- Input for this task -
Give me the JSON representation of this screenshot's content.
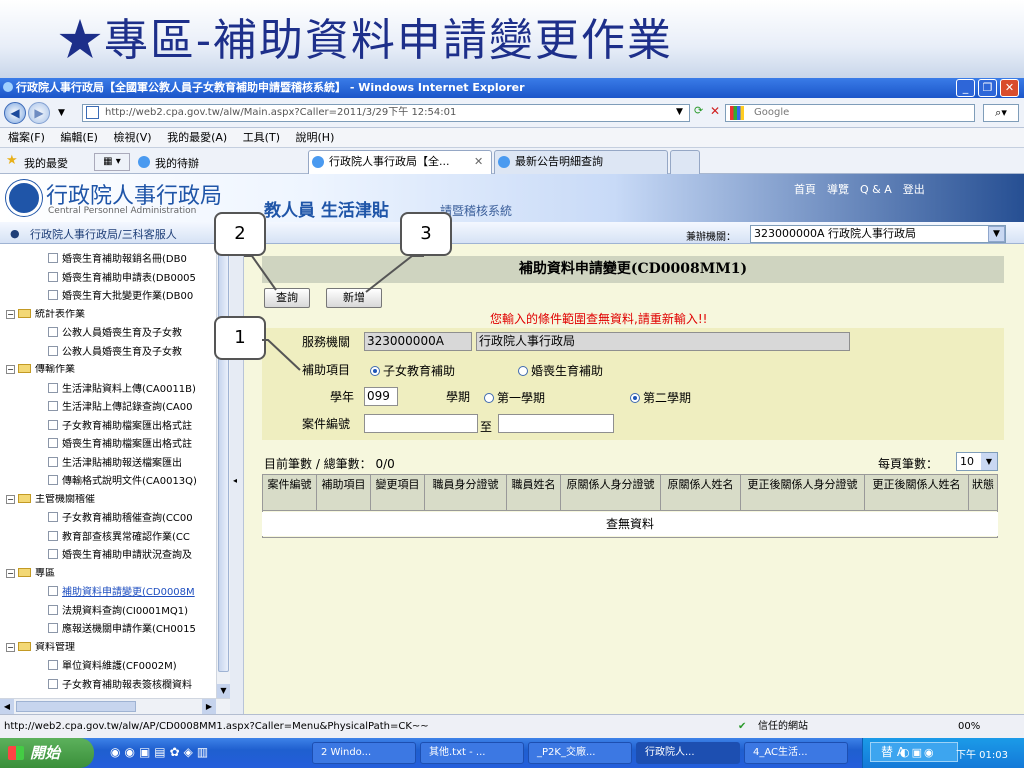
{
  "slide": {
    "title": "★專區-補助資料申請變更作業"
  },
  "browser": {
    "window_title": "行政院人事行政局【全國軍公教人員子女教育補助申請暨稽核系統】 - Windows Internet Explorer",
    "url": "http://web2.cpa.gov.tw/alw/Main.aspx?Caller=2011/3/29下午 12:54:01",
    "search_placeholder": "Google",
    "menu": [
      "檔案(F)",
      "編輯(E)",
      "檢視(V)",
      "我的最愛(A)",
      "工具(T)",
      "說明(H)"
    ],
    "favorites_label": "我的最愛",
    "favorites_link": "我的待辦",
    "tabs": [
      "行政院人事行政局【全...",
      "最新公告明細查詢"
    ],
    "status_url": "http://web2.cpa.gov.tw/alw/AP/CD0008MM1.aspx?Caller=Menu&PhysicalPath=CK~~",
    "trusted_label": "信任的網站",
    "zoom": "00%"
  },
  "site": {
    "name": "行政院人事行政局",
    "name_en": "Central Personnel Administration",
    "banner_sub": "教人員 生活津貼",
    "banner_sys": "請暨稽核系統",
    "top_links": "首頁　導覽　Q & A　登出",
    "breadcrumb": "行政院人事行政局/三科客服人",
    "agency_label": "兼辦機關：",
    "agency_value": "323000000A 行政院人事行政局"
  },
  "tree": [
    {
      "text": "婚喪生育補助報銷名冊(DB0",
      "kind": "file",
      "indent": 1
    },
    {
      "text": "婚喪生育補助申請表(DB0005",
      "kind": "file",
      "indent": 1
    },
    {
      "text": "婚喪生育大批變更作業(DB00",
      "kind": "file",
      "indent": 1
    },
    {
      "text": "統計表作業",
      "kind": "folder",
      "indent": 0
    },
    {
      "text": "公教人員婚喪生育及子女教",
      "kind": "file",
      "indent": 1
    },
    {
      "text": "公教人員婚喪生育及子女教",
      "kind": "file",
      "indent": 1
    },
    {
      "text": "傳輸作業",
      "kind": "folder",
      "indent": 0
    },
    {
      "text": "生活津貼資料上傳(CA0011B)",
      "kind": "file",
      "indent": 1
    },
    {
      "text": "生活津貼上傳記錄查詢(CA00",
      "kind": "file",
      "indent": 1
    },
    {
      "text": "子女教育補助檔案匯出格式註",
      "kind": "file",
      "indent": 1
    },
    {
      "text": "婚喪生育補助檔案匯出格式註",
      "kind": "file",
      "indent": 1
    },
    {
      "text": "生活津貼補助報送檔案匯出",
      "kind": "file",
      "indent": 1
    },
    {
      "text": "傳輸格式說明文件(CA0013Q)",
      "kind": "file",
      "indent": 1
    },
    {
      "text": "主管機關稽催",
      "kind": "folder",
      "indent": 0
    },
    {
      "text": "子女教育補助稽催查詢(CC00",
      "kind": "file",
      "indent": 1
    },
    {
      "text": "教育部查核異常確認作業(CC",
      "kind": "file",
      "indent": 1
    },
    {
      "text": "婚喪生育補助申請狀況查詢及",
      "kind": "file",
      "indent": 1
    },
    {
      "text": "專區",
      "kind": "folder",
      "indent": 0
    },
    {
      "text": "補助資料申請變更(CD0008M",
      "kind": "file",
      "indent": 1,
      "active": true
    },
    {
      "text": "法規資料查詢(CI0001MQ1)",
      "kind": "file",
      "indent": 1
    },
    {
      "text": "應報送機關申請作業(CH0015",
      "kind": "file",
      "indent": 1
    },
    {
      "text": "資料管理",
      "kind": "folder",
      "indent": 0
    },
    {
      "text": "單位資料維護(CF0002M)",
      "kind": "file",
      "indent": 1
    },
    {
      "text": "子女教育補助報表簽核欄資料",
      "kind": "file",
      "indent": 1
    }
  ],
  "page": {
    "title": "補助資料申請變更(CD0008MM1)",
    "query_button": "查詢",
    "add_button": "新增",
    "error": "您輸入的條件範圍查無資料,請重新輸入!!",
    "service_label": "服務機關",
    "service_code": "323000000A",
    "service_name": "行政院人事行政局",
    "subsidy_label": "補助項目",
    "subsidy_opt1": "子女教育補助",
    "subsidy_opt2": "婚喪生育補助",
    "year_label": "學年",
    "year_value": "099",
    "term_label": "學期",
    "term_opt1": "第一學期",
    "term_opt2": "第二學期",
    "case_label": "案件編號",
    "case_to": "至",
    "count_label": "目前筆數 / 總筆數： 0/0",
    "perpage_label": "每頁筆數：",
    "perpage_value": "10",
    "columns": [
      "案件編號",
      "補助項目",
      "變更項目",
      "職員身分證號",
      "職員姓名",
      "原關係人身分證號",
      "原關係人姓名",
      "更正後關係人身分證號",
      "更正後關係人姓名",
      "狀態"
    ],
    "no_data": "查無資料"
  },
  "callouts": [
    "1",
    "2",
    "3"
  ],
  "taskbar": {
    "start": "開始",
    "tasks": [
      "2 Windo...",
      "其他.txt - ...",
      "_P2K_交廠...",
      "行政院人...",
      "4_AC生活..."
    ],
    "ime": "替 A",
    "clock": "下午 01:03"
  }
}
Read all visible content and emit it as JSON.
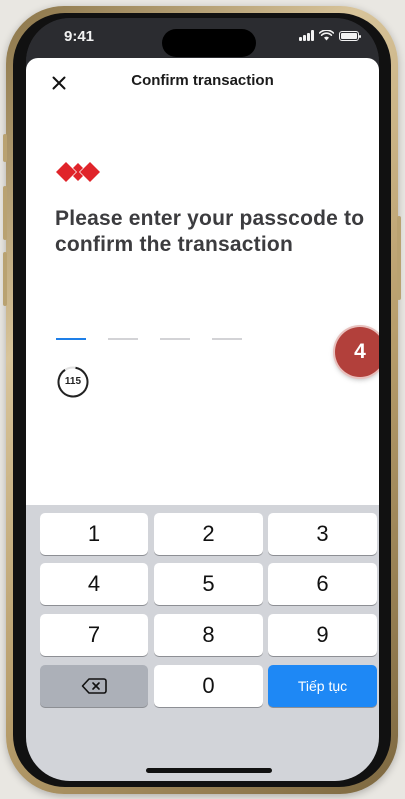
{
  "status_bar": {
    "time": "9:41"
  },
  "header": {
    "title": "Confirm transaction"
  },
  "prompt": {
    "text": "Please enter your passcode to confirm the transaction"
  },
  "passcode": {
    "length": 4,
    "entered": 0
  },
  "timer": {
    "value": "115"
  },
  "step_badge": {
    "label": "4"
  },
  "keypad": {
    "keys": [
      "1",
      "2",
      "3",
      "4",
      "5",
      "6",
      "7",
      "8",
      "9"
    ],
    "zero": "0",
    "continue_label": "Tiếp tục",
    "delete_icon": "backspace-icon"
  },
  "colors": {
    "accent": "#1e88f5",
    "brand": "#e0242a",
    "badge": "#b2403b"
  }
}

- Set exercise -
Drop the pictures, then reproduce exactly the lines from the one with "Read all visible content and emit it as JSON." through the final line of the listing.

- Answer to the task -
Read all visible content and emit it as JSON.
{
  "status_bar": {
    "time": "9:41"
  },
  "header": {
    "title": "Confirm transaction"
  },
  "prompt": {
    "text": "Please enter your passcode to confirm the transaction"
  },
  "passcode": {
    "length": 4,
    "entered": 0
  },
  "timer": {
    "value": "115"
  },
  "step_badge": {
    "label": "4"
  },
  "keypad": {
    "keys": [
      "1",
      "2",
      "3",
      "4",
      "5",
      "6",
      "7",
      "8",
      "9"
    ],
    "zero": "0",
    "continue_label": "Tiếp tục",
    "delete_icon": "backspace-icon"
  },
  "colors": {
    "accent": "#1e88f5",
    "brand": "#e0242a",
    "badge": "#b2403b"
  }
}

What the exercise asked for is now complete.